Collected data entries:

********************

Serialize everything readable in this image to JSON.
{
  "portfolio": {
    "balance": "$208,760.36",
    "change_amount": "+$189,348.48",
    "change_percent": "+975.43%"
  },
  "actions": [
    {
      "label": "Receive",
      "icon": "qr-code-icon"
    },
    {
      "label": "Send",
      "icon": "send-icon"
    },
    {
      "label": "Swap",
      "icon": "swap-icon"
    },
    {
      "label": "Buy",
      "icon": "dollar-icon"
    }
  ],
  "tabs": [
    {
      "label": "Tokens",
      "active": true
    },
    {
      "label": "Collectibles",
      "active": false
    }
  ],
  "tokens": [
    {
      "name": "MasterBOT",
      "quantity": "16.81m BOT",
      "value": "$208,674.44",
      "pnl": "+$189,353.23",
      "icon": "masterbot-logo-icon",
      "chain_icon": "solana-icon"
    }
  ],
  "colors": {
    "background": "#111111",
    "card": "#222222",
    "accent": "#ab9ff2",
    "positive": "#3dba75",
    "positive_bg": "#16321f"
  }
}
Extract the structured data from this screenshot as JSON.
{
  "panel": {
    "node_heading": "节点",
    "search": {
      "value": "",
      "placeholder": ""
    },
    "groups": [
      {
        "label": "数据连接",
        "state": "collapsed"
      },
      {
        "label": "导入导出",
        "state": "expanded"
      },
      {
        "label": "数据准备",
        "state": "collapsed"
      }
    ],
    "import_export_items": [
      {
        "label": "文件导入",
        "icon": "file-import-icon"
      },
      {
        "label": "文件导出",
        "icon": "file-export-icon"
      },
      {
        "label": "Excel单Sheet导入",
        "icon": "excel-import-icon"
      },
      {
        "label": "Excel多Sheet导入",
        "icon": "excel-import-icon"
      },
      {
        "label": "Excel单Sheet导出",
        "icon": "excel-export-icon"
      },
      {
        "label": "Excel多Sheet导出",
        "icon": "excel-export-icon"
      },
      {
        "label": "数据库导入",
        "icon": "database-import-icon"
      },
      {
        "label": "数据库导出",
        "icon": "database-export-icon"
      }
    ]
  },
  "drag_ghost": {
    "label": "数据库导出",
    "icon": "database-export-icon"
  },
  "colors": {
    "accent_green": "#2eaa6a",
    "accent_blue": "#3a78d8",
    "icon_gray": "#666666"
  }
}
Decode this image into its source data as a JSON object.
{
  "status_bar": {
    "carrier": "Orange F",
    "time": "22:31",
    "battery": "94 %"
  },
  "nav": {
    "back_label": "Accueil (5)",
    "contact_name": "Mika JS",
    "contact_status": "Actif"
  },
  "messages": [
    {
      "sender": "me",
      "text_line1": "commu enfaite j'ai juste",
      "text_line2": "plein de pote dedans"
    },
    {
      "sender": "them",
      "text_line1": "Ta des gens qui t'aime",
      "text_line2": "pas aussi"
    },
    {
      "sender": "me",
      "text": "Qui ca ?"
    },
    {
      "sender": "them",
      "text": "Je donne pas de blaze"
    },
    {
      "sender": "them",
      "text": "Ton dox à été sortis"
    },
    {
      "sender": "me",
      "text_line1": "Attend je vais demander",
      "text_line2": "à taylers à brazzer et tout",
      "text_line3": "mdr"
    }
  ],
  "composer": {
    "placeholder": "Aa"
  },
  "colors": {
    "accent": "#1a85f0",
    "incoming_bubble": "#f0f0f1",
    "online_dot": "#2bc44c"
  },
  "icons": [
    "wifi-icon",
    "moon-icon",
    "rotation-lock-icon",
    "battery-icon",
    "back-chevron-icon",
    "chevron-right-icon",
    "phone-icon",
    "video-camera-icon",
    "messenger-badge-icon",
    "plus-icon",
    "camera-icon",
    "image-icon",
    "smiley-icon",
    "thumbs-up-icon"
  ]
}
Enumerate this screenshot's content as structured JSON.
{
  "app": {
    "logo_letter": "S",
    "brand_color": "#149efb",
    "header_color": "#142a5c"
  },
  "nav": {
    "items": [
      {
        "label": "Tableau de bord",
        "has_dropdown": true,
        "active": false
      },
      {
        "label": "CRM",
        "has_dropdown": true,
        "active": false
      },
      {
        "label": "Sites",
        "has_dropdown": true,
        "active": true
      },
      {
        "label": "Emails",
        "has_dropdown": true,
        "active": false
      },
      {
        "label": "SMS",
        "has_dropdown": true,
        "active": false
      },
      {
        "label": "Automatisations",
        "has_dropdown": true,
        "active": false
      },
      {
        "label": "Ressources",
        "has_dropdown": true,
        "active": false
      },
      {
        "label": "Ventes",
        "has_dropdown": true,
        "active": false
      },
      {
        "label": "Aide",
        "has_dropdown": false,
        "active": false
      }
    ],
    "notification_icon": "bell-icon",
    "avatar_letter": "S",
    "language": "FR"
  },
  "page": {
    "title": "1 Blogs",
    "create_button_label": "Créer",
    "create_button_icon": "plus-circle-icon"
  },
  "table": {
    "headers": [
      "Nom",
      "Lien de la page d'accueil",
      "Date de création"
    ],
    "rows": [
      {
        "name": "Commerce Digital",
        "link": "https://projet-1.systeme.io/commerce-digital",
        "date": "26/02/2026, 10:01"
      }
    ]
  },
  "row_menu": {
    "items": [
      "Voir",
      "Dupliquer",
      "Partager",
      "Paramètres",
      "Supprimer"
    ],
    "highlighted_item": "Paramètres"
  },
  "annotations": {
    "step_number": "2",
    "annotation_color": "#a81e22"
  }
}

********************

__Directive__. Retype every record above exactly as written.

__Completed task__.
Serialize everything readable in this image to JSON.
{
  "portfolio": {
    "balance": "$208,760.36",
    "change_amount": "+$189,348.48",
    "change_percent": "+975.43%"
  },
  "actions": [
    {
      "label": "Receive",
      "icon": "qr-code-icon"
    },
    {
      "label": "Send",
      "icon": "send-icon"
    },
    {
      "label": "Swap",
      "icon": "swap-icon"
    },
    {
      "label": "Buy",
      "icon": "dollar-icon"
    }
  ],
  "tabs": [
    {
      "label": "Tokens",
      "active": true
    },
    {
      "label": "Collectibles",
      "active": false
    }
  ],
  "tokens": [
    {
      "name": "MasterBOT",
      "quantity": "16.81m BOT",
      "value": "$208,674.44",
      "pnl": "+$189,353.23",
      "icon": "masterbot-logo-icon",
      "chain_icon": "solana-icon"
    }
  ],
  "colors": {
    "background": "#111111",
    "card": "#222222",
    "accent": "#ab9ff2",
    "positive": "#3dba75",
    "positive_bg": "#16321f"
  }
}
Extract the structured data from this screenshot as JSON.
{
  "panel": {
    "node_heading": "节点",
    "search": {
      "value": "",
      "placeholder": ""
    },
    "groups": [
      {
        "label": "数据连接",
        "state": "collapsed"
      },
      {
        "label": "导入导出",
        "state": "expanded"
      },
      {
        "label": "数据准备",
        "state": "collapsed"
      }
    ],
    "import_export_items": [
      {
        "label": "文件导入",
        "icon": "file-import-icon"
      },
      {
        "label": "文件导出",
        "icon": "file-export-icon"
      },
      {
        "label": "Excel单Sheet导入",
        "icon": "excel-import-icon"
      },
      {
        "label": "Excel多Sheet导入",
        "icon": "excel-import-icon"
      },
      {
        "label": "Excel单Sheet导出",
        "icon": "excel-export-icon"
      },
      {
        "label": "Excel多Sheet导出",
        "icon": "excel-export-icon"
      },
      {
        "label": "数据库导入",
        "icon": "database-import-icon"
      },
      {
        "label": "数据库导出",
        "icon": "database-export-icon"
      }
    ]
  },
  "drag_ghost": {
    "label": "数据库导出",
    "icon": "database-export-icon"
  },
  "colors": {
    "accent_green": "#2eaa6a",
    "accent_blue": "#3a78d8",
    "icon_gray": "#666666"
  }
}
Decode this image into its source data as a JSON object.
{
  "status_bar": {
    "carrier": "Orange F",
    "time": "22:31",
    "battery": "94 %"
  },
  "nav": {
    "back_label": "Accueil (5)",
    "contact_name": "Mika JS",
    "contact_status": "Actif"
  },
  "messages": [
    {
      "sender": "me",
      "text_line1": "commu enfaite j'ai juste",
      "text_line2": "plein de pote dedans"
    },
    {
      "sender": "them",
      "text_line1": "Ta des gens qui t'aime",
      "text_line2": "pas aussi"
    },
    {
      "sender": "me",
      "text": "Qui ca ?"
    },
    {
      "sender": "them",
      "text": "Je donne pas de blaze"
    },
    {
      "sender": "them",
      "text": "Ton dox à été sortis"
    },
    {
      "sender": "me",
      "text_line1": "Attend je vais demander",
      "text_line2": "à taylers à brazzer et tout",
      "text_line3": "mdr"
    }
  ],
  "composer": {
    "placeholder": "Aa"
  },
  "colors": {
    "accent": "#1a85f0",
    "incoming_bubble": "#f0f0f1",
    "online_dot": "#2bc44c"
  },
  "icons": [
    "wifi-icon",
    "moon-icon",
    "rotation-lock-icon",
    "battery-icon",
    "back-chevron-icon",
    "chevron-right-icon",
    "phone-icon",
    "video-camera-icon",
    "messenger-badge-icon",
    "plus-icon",
    "camera-icon",
    "image-icon",
    "smiley-icon",
    "thumbs-up-icon"
  ]
}
Enumerate this screenshot's content as structured JSON.
{
  "app": {
    "logo_letter": "S",
    "brand_color": "#149efb",
    "header_color": "#142a5c"
  },
  "nav": {
    "items": [
      {
        "label": "Tableau de bord",
        "has_dropdown": true,
        "active": false
      },
      {
        "label": "CRM",
        "has_dropdown": true,
        "active": false
      },
      {
        "label": "Sites",
        "has_dropdown": true,
        "active": true
      },
      {
        "label": "Emails",
        "has_dropdown": true,
        "active": false
      },
      {
        "label": "SMS",
        "has_dropdown": true,
        "active": false
      },
      {
        "label": "Automatisations",
        "has_dropdown": true,
        "active": false
      },
      {
        "label": "Ressources",
        "has_dropdown": true,
        "active": false
      },
      {
        "label": "Ventes",
        "has_dropdown": true,
        "active": false
      },
      {
        "label": "Aide",
        "has_dropdown": false,
        "active": false
      }
    ],
    "notification_icon": "bell-icon",
    "avatar_letter": "S",
    "language": "FR"
  },
  "page": {
    "title": "1 Blogs",
    "create_button_label": "Créer",
    "create_button_icon": "plus-circle-icon"
  },
  "table": {
    "headers": [
      "Nom",
      "Lien de la page d'accueil",
      "Date de création"
    ],
    "rows": [
      {
        "name": "Commerce Digital",
        "link": "https://projet-1.systeme.io/commerce-digital",
        "date": "26/02/2026, 10:01"
      }
    ]
  },
  "row_menu": {
    "items": [
      "Voir",
      "Dupliquer",
      "Partager",
      "Paramètres",
      "Supprimer"
    ],
    "highlighted_item": "Paramètres"
  },
  "annotations": {
    "step_number": "2",
    "annotation_color": "#a81e22"
  }
}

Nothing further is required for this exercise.